_DATA PROVIDED_

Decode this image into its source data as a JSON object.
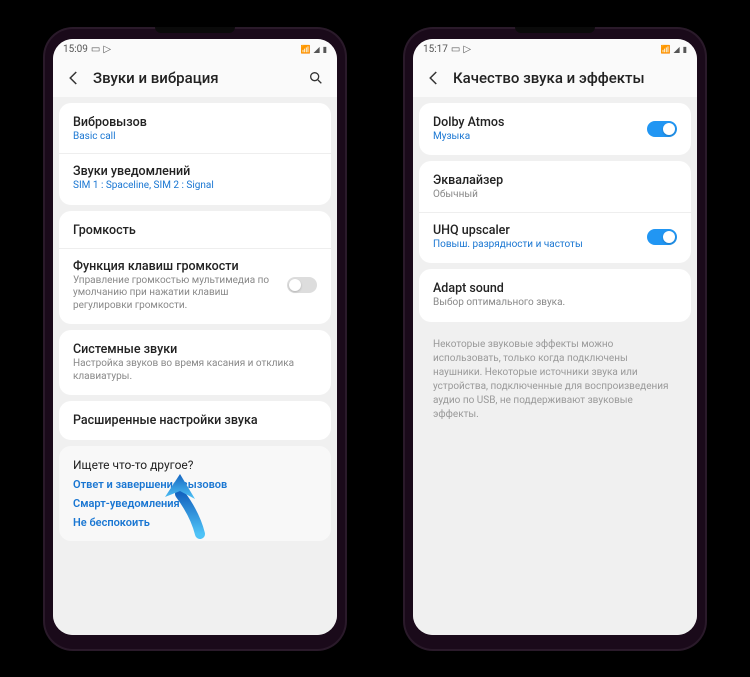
{
  "left": {
    "status_time": "15:09",
    "header_title": "Звуки и вибрация",
    "card1": {
      "row1": {
        "title": "Вибровызов",
        "sub": "Basic call"
      },
      "row2": {
        "title": "Звуки уведомлений",
        "sub": "SIM 1 : Spaceline, SIM 2 : Signal"
      }
    },
    "card2": {
      "row1": {
        "title": "Громкость"
      },
      "row2": {
        "title": "Функция клавиш громкости",
        "sub": "Управление громкостью мультимедиа по умолчанию при нажатии клавиш регулировки громкости."
      }
    },
    "card3": {
      "row1": {
        "title": "Системные звуки",
        "sub": "Настройка звуков во время касания и отклика клавиатуры."
      }
    },
    "card4": {
      "row1": {
        "title": "Расширенные настройки звука"
      }
    },
    "footer": {
      "title": "Ищете что-то другое?",
      "link1": "Ответ и завершение вызовов",
      "link2": "Смарт-уведомления",
      "link3": "Не беспокоить"
    }
  },
  "right": {
    "status_time": "15:17",
    "header_title": "Качество звука и эффекты",
    "card1": {
      "row1": {
        "title": "Dolby Atmos",
        "sub": "Музыка"
      }
    },
    "card2": {
      "row1": {
        "title": "Эквалайзер",
        "sub": "Обычный"
      },
      "row2": {
        "title": "UHQ upscaler",
        "sub": "Повыш. разрядности и частоты"
      }
    },
    "card3": {
      "row1": {
        "title": "Adapt sound",
        "sub": "Выбор оптимального звука."
      }
    },
    "note": "Некоторые звуковые эффекты можно использовать, только когда подключены наушники. Некоторые источники звука или устройства, подключенные для воспроизведения аудио по USB, не поддерживают звуковые эффекты."
  }
}
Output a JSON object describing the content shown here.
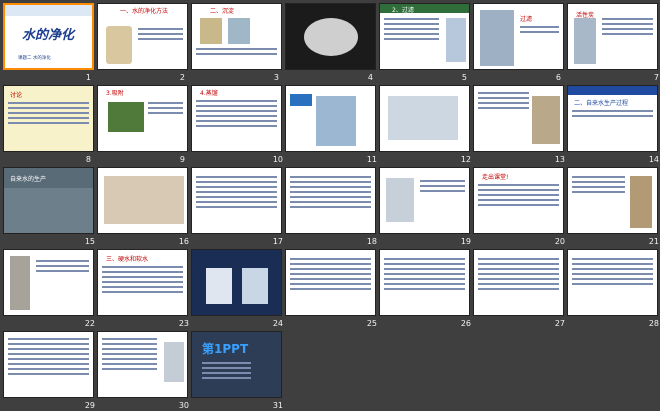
{
  "slides": [
    {
      "num": "1",
      "title": "水的净化",
      "sub": "课题二 水的净化"
    },
    {
      "num": "2",
      "title": "一、水的净化方法"
    },
    {
      "num": "3",
      "title": "二、沉淀"
    },
    {
      "num": "4"
    },
    {
      "num": "5",
      "title": "2、过滤"
    },
    {
      "num": "6",
      "title": "过滤"
    },
    {
      "num": "7",
      "title": "活性炭"
    },
    {
      "num": "8",
      "title": "讨论"
    },
    {
      "num": "9",
      "title": "3.吸附"
    },
    {
      "num": "10",
      "title": "4.蒸馏"
    },
    {
      "num": "11"
    },
    {
      "num": "12"
    },
    {
      "num": "13"
    },
    {
      "num": "14",
      "title": "二、自来水生产过程"
    },
    {
      "num": "15",
      "title": "自来水的生产"
    },
    {
      "num": "16"
    },
    {
      "num": "17"
    },
    {
      "num": "18"
    },
    {
      "num": "19"
    },
    {
      "num": "20",
      "title": "走出课堂!"
    },
    {
      "num": "21"
    },
    {
      "num": "22"
    },
    {
      "num": "23",
      "title": "三、硬水和软水"
    },
    {
      "num": "24"
    },
    {
      "num": "25"
    },
    {
      "num": "26"
    },
    {
      "num": "27"
    },
    {
      "num": "28"
    },
    {
      "num": "29"
    },
    {
      "num": "30"
    },
    {
      "num": "31",
      "title": "第1PPT"
    }
  ]
}
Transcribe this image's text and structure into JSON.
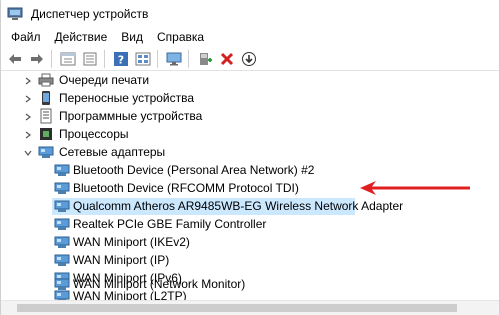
{
  "window": {
    "title": "Диспетчер устройств"
  },
  "menu": {
    "items": [
      "Файл",
      "Действие",
      "Вид",
      "Справка"
    ]
  },
  "toolbar": {
    "buttons": [
      "back-arrow-icon",
      "forward-arrow-icon",
      "properties-icon",
      "list-icon",
      "help-icon",
      "view-icon",
      "monitor-icon",
      "add-driver-icon",
      "delete-icon",
      "download-icon"
    ]
  },
  "tree": {
    "categories": [
      {
        "label": "Очереди печати",
        "expanded": false,
        "icon": "printer-icon"
      },
      {
        "label": "Переносные устройства",
        "expanded": false,
        "icon": "portable-device-icon"
      },
      {
        "label": "Программные устройства",
        "expanded": false,
        "icon": "software-device-icon"
      },
      {
        "label": "Процессоры",
        "expanded": false,
        "icon": "processor-icon"
      },
      {
        "label": "Сетевые адаптеры",
        "expanded": true,
        "icon": "network-adapter-icon"
      }
    ],
    "network_adapters": [
      {
        "label": "Bluetooth Device (Personal Area Network) #2",
        "selected": false
      },
      {
        "label": "Bluetooth Device (RFCOMM Protocol TDI)",
        "selected": false
      },
      {
        "label": "Qualcomm Atheros AR9485WB-EG Wireless Network Adapter",
        "selected": true
      },
      {
        "label": "Realtek PCIe GBE Family Controller",
        "selected": false
      },
      {
        "label": "WAN Miniport (IKEv2)",
        "selected": false
      },
      {
        "label": "WAN Miniport (IP)",
        "selected": false
      },
      {
        "label": "WAN Miniport (IPv6)",
        "selected": false
      },
      {
        "label": "WAN Miniport (L2TP)",
        "selected": false
      },
      {
        "label": "WAN Miniport (Network Monitor)",
        "selected": false
      }
    ]
  },
  "colors": {
    "selection": "#cce8ff",
    "annotation_arrow": "#e02020"
  }
}
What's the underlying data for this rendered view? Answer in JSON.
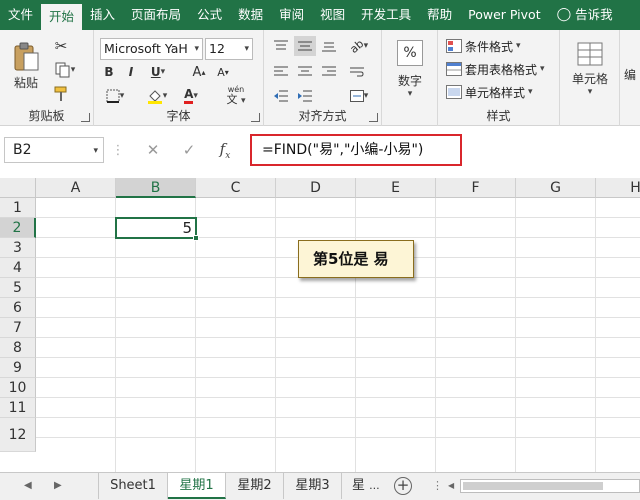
{
  "tabs": [
    "文件",
    "开始",
    "插入",
    "页面布局",
    "公式",
    "数据",
    "审阅",
    "视图",
    "开发工具",
    "帮助",
    "Power Pivot",
    "告诉我"
  ],
  "active_tab_index": 1,
  "clipboard": {
    "paste_label": "粘贴",
    "group_label": "剪贴板"
  },
  "font": {
    "name": "Microsoft YaH",
    "size": "12",
    "group_label": "字体",
    "wen_label": "wén",
    "bold": "B",
    "italic": "I",
    "underline": "U",
    "grow": "A",
    "shrink": "A",
    "font_color": "A"
  },
  "alignment": {
    "group_label": "对齐方式"
  },
  "number": {
    "label": "数字",
    "symbol": "%"
  },
  "styles": {
    "conditional": "条件格式",
    "table_format": "套用表格格式",
    "cell_styles": "单元格样式",
    "group_label": "样式"
  },
  "cells": {
    "label": "单元格",
    "edit_label": "编"
  },
  "formula_bar": {
    "name_box": "B2",
    "formula": "=FIND(\"易\",\"小编-小易\")"
  },
  "columns": [
    "A",
    "B",
    "C",
    "D",
    "E",
    "F",
    "G",
    "H"
  ],
  "rows": [
    "1",
    "2",
    "3",
    "4",
    "5",
    "6",
    "7",
    "8",
    "9",
    "10",
    "11",
    "12"
  ],
  "selected_cell": {
    "ref": "B2",
    "value": "5"
  },
  "callout": {
    "text": "第5位是 易"
  },
  "sheets": [
    "Sheet1",
    "星期1",
    "星期2",
    "星期3",
    "星"
  ],
  "active_sheet_index": 1,
  "colors": {
    "accent": "#217346",
    "highlight_border": "#d9262c",
    "note_bg": "#fdf5d6",
    "font_color_bar": "#e02020",
    "fill_color_bar": "#ffe600"
  }
}
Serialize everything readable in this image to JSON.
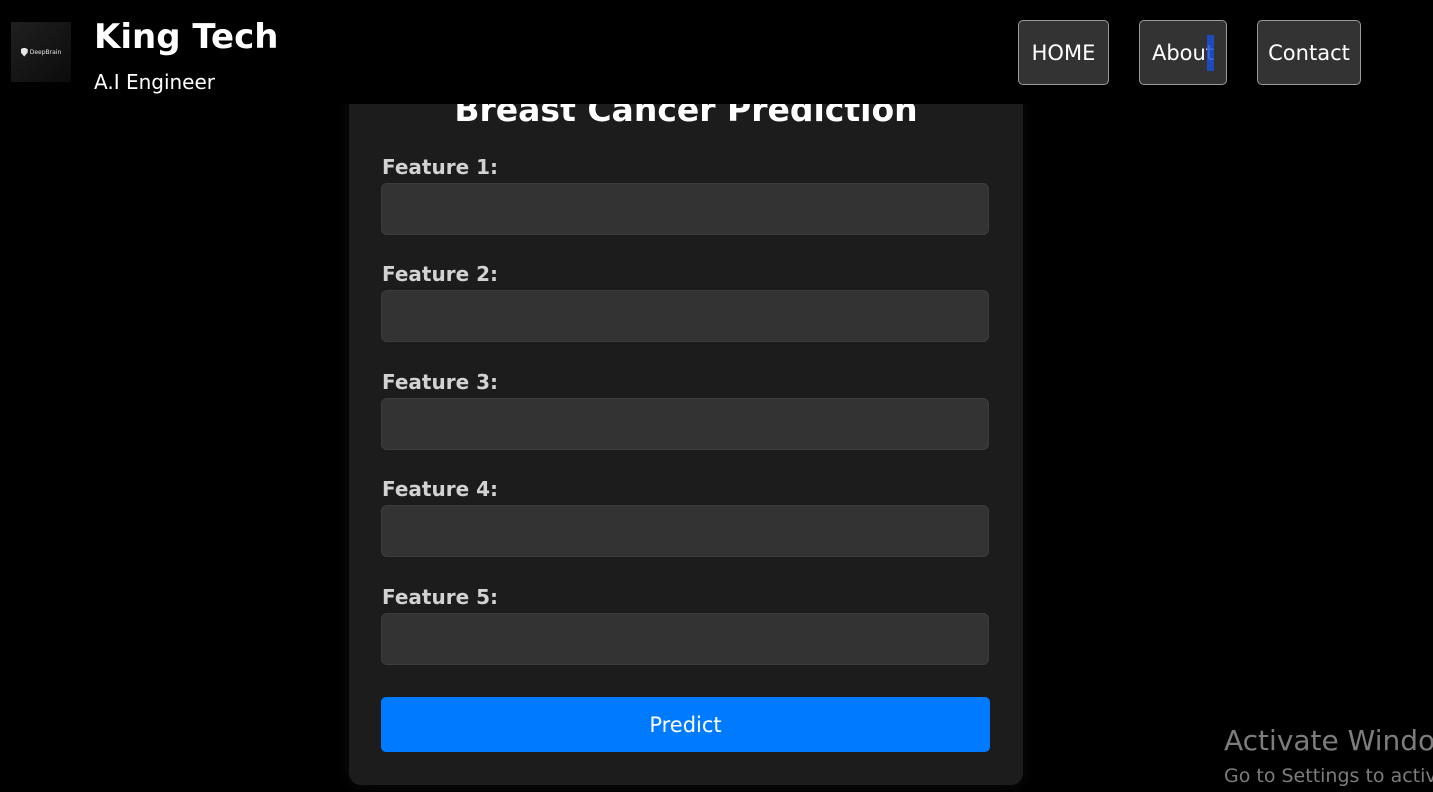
{
  "header": {
    "logo_text": "DeepBrain",
    "brand_title": "King Tech",
    "brand_subtitle": "A.I Engineer",
    "nav": [
      {
        "label": "HOME"
      },
      {
        "label": "About"
      },
      {
        "label": "Contact"
      }
    ]
  },
  "form": {
    "title": "Breast Cancer Prediction",
    "fields": [
      {
        "label": "Feature 1:",
        "value": "",
        "placeholder": ""
      },
      {
        "label": "Feature 2:",
        "value": "",
        "placeholder": ""
      },
      {
        "label": "Feature 3:",
        "value": "",
        "placeholder": ""
      },
      {
        "label": "Feature 4:",
        "value": "",
        "placeholder": ""
      },
      {
        "label": "Feature 5:",
        "value": "",
        "placeholder": ""
      }
    ],
    "submit_label": "Predict"
  },
  "watermark": {
    "title": "Activate Windows",
    "subtitle": "Go to Settings to activate Windows."
  },
  "colors": {
    "background": "#000000",
    "card": "#1c1c1c",
    "input": "#333333",
    "accent": "#007bff",
    "nav_button": "#333333"
  },
  "icons": {
    "logo": "deepbrain-logo"
  }
}
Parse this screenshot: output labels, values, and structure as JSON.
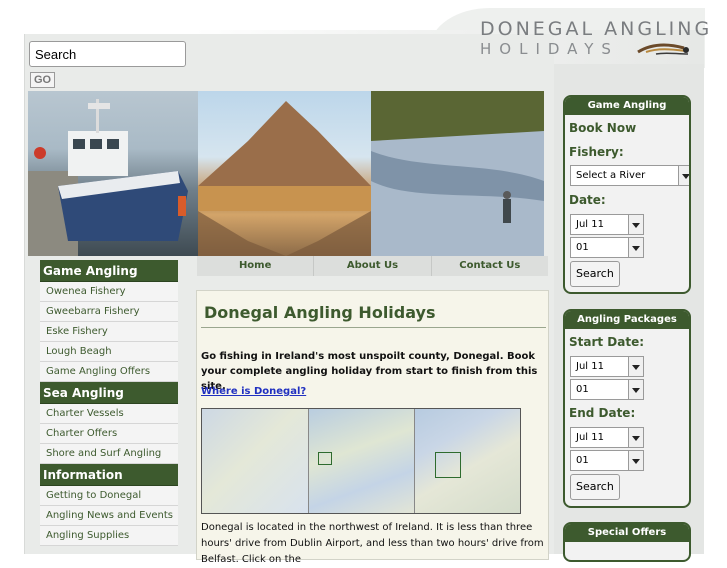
{
  "logo": {
    "line1": "DONEGAL ANGLING",
    "line2": "HOLIDAYS"
  },
  "search": {
    "value": "Search",
    "go_label": "GO"
  },
  "banner": {
    "photos": [
      "boat-photo",
      "mountain-photo",
      "river-photo"
    ]
  },
  "leftnav": {
    "sections": [
      {
        "heading": "Game Angling",
        "items": [
          "Owenea Fishery",
          "Gweebarra Fishery",
          "Eske Fishery",
          "Lough Beagh",
          "Game Angling Offers"
        ]
      },
      {
        "heading": "Sea Angling",
        "items": [
          "Charter Vessels",
          "Charter Offers",
          "Shore and Surf Angling"
        ]
      },
      {
        "heading": "Information",
        "items": [
          "Getting to Donegal",
          "Angling News and Events",
          "Angling Supplies"
        ]
      }
    ]
  },
  "topmenu": {
    "items": [
      "Home",
      "About Us",
      "Contact Us"
    ]
  },
  "content": {
    "title": "Donegal Angling Holidays",
    "intro": "Go fishing in Ireland's most unspoilt county, Donegal. Book your complete angling holiday from start to finish from this site.",
    "link": "Where is Donegal?",
    "body": "Donegal is located in the northwest of Ireland. It is less than three hours' drive from Dublin Airport, and less than two hours' drive from Belfast. Click on the"
  },
  "game_panel": {
    "heading": "Game Angling",
    "book_now": "Book Now",
    "fishery_label": "Fishery:",
    "fishery_value": "Select a River",
    "date_label": "Date:",
    "month": "Jul 11",
    "day": "01",
    "search_label": "Search"
  },
  "packages_panel": {
    "heading": "Angling Packages",
    "start_label": "Start Date:",
    "start_month": "Jul 11",
    "start_day": "01",
    "end_label": "End Date:",
    "end_month": "Jul 11",
    "end_day": "01",
    "search_label": "Search"
  },
  "offers_panel": {
    "heading": "Special Offers"
  },
  "colors": {
    "accent": "#3d5a2e",
    "link": "#2030c0",
    "content_bg": "#f6f5ea"
  }
}
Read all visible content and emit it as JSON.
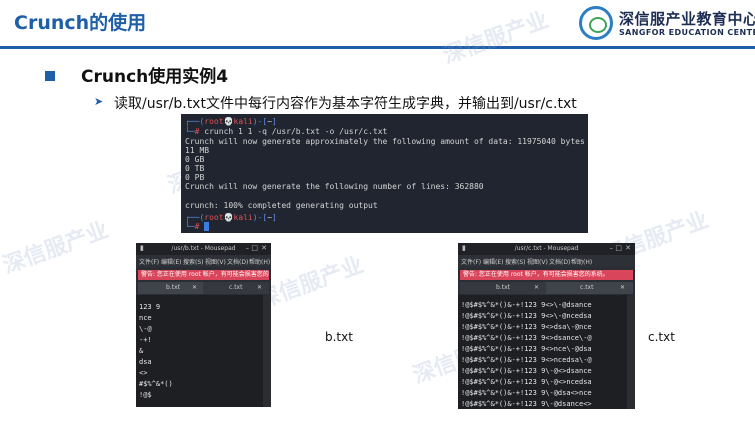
{
  "header": {
    "title": "Crunch的使用",
    "logo_cn": "深信服产业教育中心",
    "logo_en": "SANGFOR EDUCATION CENTER"
  },
  "watermark": {
    "cn": "深信服产业",
    "en": "SANGFOR EDUCATION CENTER"
  },
  "slide": {
    "heading": "Crunch使用实例4",
    "description": "读取/usr/b.txt文件中每行内容作为基本字符生成字典，并输出到/usr/c.txt"
  },
  "terminal": {
    "prompt_root": "root",
    "prompt_host": "kali",
    "prompt_dir": "~",
    "command": "crunch 1 1 -q /usr/b.txt -o /usr/c.txt",
    "output": [
      "Crunch will now generate approximately the following amount of data: 11975040 bytes",
      "11 MB",
      "0 GB",
      "0 TB",
      "0 PB",
      "Crunch will now generate the following number of lines: 362880",
      "",
      "crunch: 100% completed generating output"
    ]
  },
  "b_window": {
    "title": "/usr/b.txt - Mousepad",
    "menu": [
      "文件(F)",
      "编辑(E)",
      "搜索(S)",
      "视图(V)",
      "文档(D)",
      "帮助(H)"
    ],
    "warning": "警告: 您正在使用 root 帐户，有可能会损害您的系统。",
    "tabs": [
      "b.txt",
      "c.txt"
    ],
    "lines": [
      "123 9",
      "nce",
      "\\-@",
      "-+!",
      "&",
      "dsa",
      "<>",
      "#$%^&*()",
      "!@$"
    ],
    "caption": "b.txt"
  },
  "c_window": {
    "title": "/usr/c.txt - Mousepad",
    "menu": [
      "文件(F)",
      "编辑(E)",
      "搜索(S)",
      "视图(V)",
      "文档(D)",
      "帮助(H)"
    ],
    "warning": "警告: 您正在使用 root 帐户，有可能会损害您的系统。",
    "tabs": [
      "b.txt",
      "c.txt"
    ],
    "lines": [
      "!@$#$%^&*()&-+!123 9<>\\-@dsance",
      "!@$#$%^&*()&-+!123 9<>\\-@ncedsa",
      "!@$#$%^&*()&-+!123 9<>dsa\\-@nce",
      "!@$#$%^&*()&-+!123 9<>dsance\\-@",
      "!@$#$%^&*()&-+!123 9<>nce\\-@dsa",
      "!@$#$%^&*()&-+!123 9<>ncedsa\\-@",
      "!@$#$%^&*()&-+!123 9\\-@<>dsance",
      "!@$#$%^&*()&-+!123 9\\-@<>ncedsa",
      "!@$#$%^&*()&-+!123 9\\-@dsa<>nce",
      "!@$#$%^&*()&-+!123 9\\-@dsance<>"
    ],
    "caption": "c.txt"
  },
  "colors": {
    "brand_blue": "#1f5fa8",
    "terminal_bg": "#202530",
    "warning_red": "#d9455a",
    "prompt_red": "#e05252",
    "prompt_blue": "#5a8de8"
  }
}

_WRITTEN REQUEST_
Set out every line from the material that contains the string "эффекты".

_OUTPUT_
    "header_title": "Качество звука и эффекты",
    "note": "Некоторые звуковые эффекты можно использовать, только когда подключены наушники. Некоторые источники звука или устройства, подключенные для воспроизведения аудио по USB, не поддерживают звуковые эффекты."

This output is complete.